List all lines of the data containing the word "这一主题进行演讲".
»»
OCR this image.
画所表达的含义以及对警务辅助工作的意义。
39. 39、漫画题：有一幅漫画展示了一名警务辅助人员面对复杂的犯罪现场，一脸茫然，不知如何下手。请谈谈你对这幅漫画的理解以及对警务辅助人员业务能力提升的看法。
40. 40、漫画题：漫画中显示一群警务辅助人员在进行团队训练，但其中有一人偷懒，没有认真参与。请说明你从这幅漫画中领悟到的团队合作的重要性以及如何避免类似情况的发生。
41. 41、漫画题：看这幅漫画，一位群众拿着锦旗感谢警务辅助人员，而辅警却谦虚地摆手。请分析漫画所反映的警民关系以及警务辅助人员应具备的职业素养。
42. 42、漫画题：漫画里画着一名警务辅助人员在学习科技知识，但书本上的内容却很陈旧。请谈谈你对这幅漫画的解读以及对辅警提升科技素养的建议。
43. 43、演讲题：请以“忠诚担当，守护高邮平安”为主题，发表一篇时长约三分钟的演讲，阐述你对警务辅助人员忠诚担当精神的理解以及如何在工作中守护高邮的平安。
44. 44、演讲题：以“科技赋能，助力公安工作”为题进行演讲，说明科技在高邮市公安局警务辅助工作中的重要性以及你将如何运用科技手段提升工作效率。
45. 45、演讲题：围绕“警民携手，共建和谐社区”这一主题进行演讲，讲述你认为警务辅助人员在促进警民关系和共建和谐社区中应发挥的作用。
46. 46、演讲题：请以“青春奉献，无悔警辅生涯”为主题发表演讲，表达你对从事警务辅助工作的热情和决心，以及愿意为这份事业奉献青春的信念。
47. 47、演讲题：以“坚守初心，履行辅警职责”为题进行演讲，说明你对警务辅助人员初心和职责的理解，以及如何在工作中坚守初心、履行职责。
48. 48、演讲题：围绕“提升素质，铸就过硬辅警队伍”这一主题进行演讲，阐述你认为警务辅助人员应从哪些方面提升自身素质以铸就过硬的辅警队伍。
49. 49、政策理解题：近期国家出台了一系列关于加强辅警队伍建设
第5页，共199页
««
• [COMPLETE ANSWER]
45. 45、演讲题：围绕“警民携手，共建和谐社区”这一主题进行演讲，讲述你认为警务辅助人员在促进警民关系和共建和谐社区中应发挥的作用。
48. 48、演讲题：围绕“提升素质，铸就过硬辅警队伍”这一主题进行演讲，阐述你认为警务辅助人员应从哪些方面提升自身素质以铸就过硬的辅警队伍。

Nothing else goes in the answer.